* EXERCISE INSTRUCTIONS:
Copy the listing from its first line through the line containing "appendix-line-2: к постановлению", swapping "end-divider" for "bottom-divider" and keeping everything else the same.

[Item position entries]
★ ★ ★ ★ ★ ★ ★

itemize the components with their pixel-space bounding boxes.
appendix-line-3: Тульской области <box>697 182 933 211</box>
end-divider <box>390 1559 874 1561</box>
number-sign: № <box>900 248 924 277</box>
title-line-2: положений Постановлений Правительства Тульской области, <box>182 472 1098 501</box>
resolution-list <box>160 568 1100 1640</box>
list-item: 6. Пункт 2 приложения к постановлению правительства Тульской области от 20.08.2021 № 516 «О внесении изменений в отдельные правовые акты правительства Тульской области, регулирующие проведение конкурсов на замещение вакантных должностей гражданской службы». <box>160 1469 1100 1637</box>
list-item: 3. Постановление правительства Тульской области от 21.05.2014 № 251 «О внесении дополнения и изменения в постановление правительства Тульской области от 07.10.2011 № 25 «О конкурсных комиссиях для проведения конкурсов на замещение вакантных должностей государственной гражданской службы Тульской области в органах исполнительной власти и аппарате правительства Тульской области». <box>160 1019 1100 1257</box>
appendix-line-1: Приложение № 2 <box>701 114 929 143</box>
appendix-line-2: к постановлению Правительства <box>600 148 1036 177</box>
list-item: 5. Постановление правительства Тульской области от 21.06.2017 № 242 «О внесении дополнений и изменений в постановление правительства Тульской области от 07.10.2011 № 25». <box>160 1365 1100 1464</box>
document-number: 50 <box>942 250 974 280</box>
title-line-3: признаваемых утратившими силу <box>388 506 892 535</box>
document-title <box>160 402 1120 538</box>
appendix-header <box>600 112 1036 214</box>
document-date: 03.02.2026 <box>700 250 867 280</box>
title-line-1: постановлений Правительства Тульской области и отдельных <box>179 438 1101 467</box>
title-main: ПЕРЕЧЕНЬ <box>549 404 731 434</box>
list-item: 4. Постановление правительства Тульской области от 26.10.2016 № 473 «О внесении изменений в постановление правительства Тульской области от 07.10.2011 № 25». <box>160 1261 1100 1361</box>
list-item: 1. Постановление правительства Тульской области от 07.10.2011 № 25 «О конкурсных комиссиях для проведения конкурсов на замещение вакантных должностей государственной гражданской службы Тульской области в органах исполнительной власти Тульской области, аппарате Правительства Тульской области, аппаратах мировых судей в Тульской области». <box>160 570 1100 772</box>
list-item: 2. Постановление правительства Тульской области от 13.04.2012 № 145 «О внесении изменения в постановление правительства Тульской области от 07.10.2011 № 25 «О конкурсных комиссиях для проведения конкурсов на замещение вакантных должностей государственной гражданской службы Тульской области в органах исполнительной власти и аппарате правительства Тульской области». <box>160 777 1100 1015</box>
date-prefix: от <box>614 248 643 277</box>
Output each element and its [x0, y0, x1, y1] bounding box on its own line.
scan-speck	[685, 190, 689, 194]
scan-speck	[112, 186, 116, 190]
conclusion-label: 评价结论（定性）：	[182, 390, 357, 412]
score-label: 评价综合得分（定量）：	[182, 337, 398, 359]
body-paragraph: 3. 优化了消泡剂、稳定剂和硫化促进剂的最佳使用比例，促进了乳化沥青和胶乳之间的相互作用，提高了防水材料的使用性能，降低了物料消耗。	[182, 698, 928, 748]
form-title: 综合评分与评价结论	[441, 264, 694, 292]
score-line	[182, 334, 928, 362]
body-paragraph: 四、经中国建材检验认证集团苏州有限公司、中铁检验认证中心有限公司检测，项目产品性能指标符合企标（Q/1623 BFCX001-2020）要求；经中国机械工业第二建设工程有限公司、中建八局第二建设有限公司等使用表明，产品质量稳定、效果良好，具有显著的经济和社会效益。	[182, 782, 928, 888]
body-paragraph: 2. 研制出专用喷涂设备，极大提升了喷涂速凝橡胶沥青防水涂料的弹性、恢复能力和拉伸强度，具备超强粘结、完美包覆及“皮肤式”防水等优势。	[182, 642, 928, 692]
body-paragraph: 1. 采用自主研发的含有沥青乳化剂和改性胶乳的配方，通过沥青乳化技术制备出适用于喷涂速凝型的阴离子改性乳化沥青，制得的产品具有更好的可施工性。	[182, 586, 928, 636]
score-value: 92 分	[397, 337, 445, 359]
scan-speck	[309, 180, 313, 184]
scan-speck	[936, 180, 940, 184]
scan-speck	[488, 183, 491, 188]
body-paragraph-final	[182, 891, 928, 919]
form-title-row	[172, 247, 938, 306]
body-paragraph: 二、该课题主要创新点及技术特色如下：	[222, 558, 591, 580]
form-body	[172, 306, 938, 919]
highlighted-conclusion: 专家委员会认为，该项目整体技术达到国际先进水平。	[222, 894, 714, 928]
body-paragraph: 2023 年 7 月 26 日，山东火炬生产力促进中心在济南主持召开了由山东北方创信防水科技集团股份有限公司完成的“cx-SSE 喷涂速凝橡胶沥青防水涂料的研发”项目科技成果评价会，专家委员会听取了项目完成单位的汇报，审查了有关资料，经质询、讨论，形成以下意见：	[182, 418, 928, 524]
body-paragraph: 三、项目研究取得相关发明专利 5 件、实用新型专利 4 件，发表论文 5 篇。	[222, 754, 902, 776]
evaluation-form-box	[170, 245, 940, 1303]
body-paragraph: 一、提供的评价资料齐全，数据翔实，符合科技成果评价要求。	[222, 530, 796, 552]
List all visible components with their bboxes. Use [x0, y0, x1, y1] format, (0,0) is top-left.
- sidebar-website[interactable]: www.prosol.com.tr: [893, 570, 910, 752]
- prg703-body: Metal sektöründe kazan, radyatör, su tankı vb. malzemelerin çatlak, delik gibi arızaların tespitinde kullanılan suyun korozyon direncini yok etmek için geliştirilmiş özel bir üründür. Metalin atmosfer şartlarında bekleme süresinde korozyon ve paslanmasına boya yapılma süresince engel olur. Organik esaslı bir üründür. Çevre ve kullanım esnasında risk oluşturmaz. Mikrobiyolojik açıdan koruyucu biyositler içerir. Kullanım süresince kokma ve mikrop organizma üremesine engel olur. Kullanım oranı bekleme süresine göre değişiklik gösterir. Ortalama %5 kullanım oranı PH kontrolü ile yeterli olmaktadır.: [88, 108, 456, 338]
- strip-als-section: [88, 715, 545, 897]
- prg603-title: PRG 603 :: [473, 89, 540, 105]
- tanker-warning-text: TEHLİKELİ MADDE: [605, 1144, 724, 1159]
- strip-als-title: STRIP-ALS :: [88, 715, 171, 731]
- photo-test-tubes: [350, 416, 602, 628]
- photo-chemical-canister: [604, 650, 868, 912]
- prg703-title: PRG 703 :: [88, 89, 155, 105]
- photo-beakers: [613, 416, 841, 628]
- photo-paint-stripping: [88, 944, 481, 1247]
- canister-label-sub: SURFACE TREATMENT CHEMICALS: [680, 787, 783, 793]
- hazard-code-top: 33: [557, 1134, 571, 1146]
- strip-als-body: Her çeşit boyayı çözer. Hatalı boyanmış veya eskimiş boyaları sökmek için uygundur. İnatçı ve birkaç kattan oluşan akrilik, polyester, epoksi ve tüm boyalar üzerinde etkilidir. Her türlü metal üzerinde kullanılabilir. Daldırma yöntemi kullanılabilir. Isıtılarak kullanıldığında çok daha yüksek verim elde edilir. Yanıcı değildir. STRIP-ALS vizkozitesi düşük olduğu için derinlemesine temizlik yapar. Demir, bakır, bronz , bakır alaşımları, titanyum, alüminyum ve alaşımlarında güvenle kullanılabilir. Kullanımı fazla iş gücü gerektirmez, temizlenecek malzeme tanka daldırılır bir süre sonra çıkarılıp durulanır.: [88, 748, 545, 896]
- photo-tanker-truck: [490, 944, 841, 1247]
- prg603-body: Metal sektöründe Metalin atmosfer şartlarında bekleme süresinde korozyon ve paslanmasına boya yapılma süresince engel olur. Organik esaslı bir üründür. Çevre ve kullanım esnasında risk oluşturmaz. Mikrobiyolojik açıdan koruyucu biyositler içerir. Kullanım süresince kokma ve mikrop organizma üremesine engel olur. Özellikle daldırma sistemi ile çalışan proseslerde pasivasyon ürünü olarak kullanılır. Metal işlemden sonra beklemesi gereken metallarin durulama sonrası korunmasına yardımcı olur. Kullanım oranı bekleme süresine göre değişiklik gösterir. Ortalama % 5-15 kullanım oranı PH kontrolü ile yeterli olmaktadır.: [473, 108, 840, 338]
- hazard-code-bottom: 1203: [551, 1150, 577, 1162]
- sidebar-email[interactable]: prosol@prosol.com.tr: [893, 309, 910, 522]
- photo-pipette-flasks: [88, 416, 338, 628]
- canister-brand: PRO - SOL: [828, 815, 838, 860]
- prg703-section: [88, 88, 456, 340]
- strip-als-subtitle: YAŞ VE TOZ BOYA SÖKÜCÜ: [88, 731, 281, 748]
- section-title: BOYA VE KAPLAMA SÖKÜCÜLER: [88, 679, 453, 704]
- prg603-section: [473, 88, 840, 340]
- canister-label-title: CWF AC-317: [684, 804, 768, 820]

★ ★ ★ ★ ★ ★ ★

* RESULT OF THE EXERCISE:
itemize the components with their pixel-space bounding boxes.
appendix-line-3: Тульской области <box>697 182 933 211</box>
bottom-divider <box>390 1559 874 1561</box>
number-sign: № <box>900 248 924 277</box>
title-line-2: положений Постановлений Правительства Тульской области, <box>182 472 1098 501</box>
resolution-list <box>160 568 1100 1640</box>
list-item: 6. Пункт 2 приложения к постановлению правительства Тульской области от 20.08.2021 № 516 «О внесении изменений в отдельные правовые акты правительства Тульской области, регулирующие проведение конкурсов на замещение вакантных должностей гражданской службы». <box>160 1469 1100 1637</box>
list-item: 3. Постановление правительства Тульской области от 21.05.2014 № 251 «О внесении дополнения и изменения в постановление правительства Тульской области от 07.10.2011 № 25 «О конкурсных комиссиях для проведения конкурсов на замещение вакантных должностей государственной гражданской службы Тульской области в органах исполнительной власти и аппарате правительства Тульской области». <box>160 1019 1100 1257</box>
appendix-line-1: Приложение № 2 <box>701 114 929 143</box>
appendix-line-2: к постановлению Правительства <box>600 148 1036 177</box>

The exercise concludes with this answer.